--- BEGIN ---

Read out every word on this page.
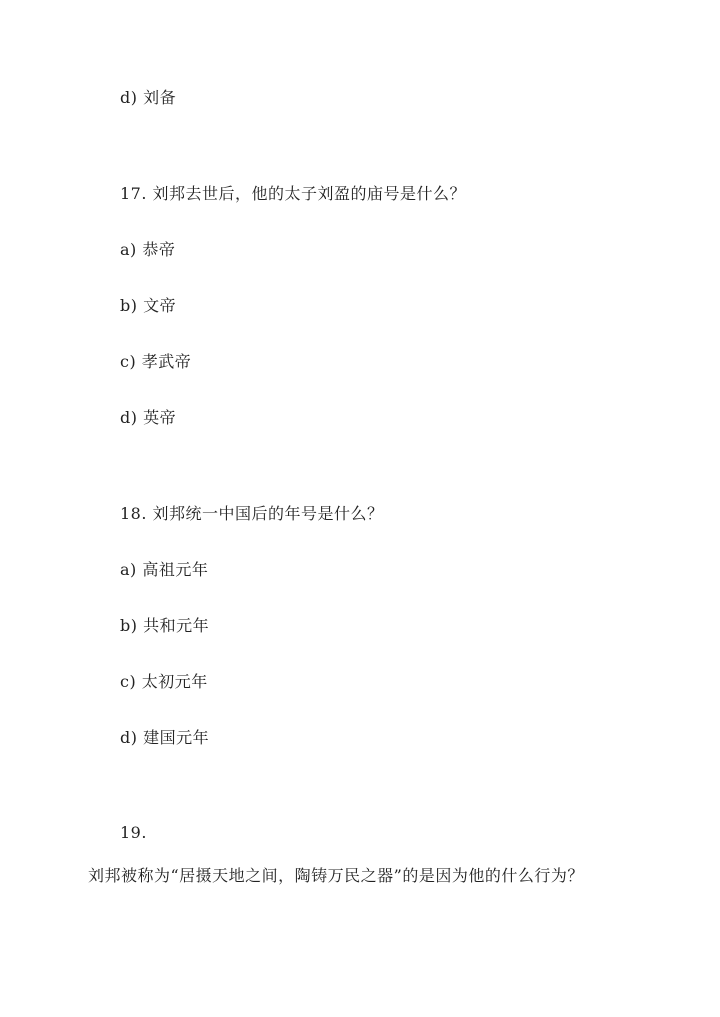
d) 刘备
17. 刘邦去世后，他的太子刘盈的庙号是什么？
a) 恭帝
b) 文帝
c) 孝武帝
d) 英帝
18. 刘邦统一中国后的年号是什么？
a) 高祖元年
b) 共和元年
c) 太初元年
d) 建国元年
19.
刘邦被称为“居摄天地之间，陶铸万民之器”的是因为他的什么行为？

--- END ---

_TASK BRIEF_
Your task is to copy the entries in full and exactly, without any images.

_SOLUTION TO THIS TASK_
Read out every word on this page.
d) 刘备
17. 刘邦去世后，他的太子刘盈的庙号是什么？
a) 恭帝
b) 文帝
c) 孝武帝
d) 英帝
18. 刘邦统一中国后的年号是什么？
a) 高祖元年
b) 共和元年
c) 太初元年
d) 建国元年
19.
刘邦被称为“居摄天地之间，陶铸万民之器”的是因为他的什么行为？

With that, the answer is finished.